Given entries -
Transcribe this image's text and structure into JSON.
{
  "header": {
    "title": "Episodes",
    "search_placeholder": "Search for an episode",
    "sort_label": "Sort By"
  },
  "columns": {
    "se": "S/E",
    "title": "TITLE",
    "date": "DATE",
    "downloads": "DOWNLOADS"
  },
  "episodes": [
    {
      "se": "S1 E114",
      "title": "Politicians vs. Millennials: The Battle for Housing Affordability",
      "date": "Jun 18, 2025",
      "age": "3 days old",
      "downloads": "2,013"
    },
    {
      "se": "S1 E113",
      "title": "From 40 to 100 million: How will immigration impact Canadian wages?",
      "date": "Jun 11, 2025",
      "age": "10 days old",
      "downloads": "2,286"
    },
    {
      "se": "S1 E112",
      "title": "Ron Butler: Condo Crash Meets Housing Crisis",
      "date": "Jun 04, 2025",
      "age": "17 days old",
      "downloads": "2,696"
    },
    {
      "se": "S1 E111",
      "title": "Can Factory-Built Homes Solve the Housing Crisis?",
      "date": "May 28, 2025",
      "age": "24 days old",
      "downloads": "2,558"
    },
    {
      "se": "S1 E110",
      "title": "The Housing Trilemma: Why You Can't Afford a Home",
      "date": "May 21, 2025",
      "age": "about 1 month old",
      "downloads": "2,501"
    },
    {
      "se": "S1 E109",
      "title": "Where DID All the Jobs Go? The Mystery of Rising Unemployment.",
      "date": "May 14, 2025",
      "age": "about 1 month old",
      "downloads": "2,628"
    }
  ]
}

...

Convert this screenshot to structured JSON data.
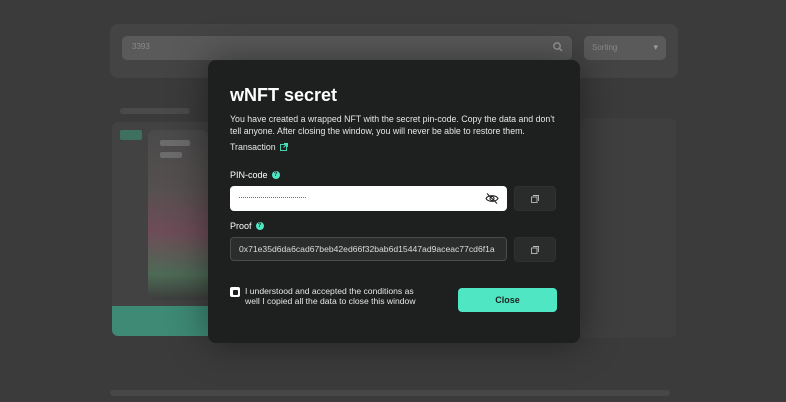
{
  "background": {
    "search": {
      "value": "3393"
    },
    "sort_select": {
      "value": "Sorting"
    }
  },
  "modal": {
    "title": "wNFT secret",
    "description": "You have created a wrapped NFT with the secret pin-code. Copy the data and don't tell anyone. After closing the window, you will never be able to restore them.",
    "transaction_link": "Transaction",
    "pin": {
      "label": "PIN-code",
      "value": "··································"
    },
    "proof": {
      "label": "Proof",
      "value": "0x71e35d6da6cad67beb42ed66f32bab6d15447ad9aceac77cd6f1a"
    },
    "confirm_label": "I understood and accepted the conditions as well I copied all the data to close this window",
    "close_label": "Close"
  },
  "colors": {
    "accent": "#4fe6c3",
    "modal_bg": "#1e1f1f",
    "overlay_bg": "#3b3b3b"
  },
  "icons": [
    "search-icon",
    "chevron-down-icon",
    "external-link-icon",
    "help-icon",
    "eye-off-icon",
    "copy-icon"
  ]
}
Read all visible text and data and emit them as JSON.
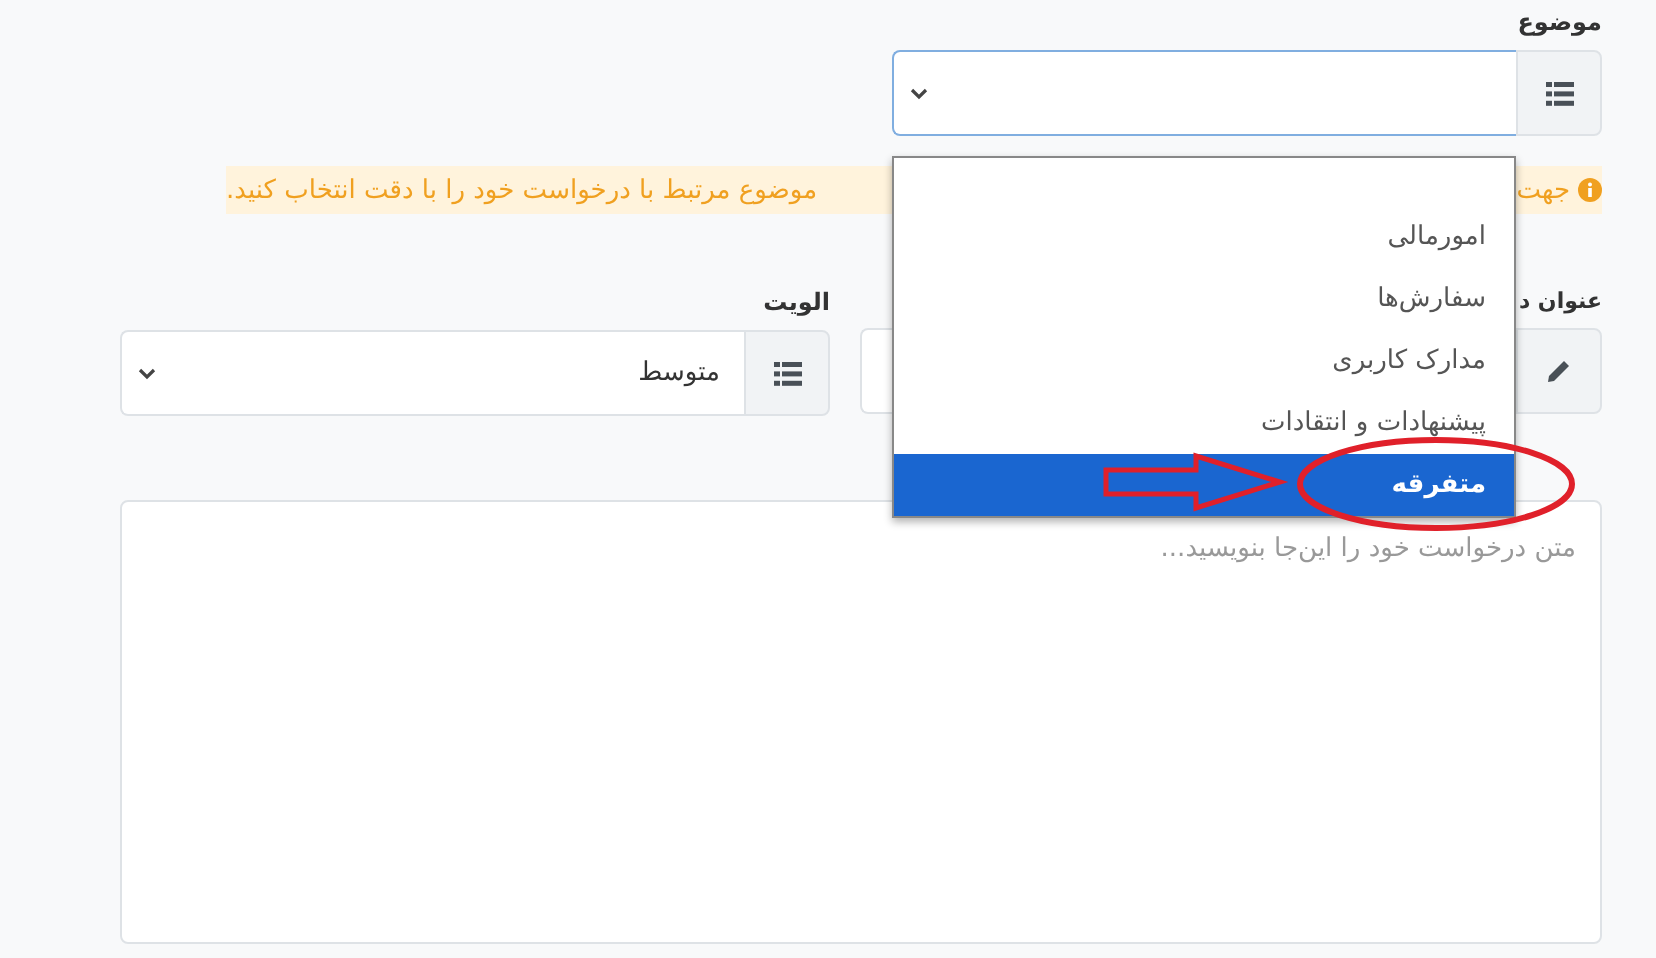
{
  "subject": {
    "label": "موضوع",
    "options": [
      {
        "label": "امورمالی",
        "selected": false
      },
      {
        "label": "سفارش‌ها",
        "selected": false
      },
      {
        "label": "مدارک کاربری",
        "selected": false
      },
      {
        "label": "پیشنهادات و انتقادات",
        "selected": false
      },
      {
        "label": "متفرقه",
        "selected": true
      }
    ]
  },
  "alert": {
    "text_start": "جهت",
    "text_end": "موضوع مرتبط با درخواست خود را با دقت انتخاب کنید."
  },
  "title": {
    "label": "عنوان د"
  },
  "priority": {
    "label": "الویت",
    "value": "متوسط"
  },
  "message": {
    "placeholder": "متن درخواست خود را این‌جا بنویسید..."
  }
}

---

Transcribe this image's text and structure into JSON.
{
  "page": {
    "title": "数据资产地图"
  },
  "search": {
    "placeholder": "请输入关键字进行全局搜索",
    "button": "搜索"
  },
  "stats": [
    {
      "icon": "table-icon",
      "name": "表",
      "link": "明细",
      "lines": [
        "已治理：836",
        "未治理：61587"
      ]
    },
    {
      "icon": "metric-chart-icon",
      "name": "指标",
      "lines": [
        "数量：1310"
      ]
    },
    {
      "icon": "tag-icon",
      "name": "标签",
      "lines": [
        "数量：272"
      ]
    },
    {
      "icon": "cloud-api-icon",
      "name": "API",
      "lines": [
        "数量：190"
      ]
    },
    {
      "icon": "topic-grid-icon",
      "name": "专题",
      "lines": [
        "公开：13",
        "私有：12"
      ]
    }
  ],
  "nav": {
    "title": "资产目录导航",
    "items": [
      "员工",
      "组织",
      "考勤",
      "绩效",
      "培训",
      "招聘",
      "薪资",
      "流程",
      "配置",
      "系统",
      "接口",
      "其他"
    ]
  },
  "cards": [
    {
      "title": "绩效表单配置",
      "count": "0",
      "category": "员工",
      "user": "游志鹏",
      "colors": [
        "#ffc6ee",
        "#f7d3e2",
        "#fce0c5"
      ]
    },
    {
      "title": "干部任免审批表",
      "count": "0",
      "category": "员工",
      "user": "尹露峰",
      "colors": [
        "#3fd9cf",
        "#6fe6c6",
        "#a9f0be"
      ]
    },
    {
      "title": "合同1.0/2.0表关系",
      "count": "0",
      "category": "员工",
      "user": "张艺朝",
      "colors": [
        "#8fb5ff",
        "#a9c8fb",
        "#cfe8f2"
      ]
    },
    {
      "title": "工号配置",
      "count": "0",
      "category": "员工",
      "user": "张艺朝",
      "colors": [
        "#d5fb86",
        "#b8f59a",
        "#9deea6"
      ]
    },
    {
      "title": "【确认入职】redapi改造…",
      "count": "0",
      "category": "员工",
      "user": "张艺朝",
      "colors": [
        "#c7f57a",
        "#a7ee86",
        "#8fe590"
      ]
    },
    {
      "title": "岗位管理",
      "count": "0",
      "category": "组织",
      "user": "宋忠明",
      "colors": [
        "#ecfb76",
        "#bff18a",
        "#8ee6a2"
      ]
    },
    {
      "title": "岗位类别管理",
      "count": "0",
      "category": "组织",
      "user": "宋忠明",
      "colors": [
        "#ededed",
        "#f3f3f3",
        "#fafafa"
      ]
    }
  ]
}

The problem - Copy down every line of the material above that includes the string "name".

Full answer -
      "name": "表",
      "name": "指标",
      "name": "标签",
      "name": "API",
      "name": "专题",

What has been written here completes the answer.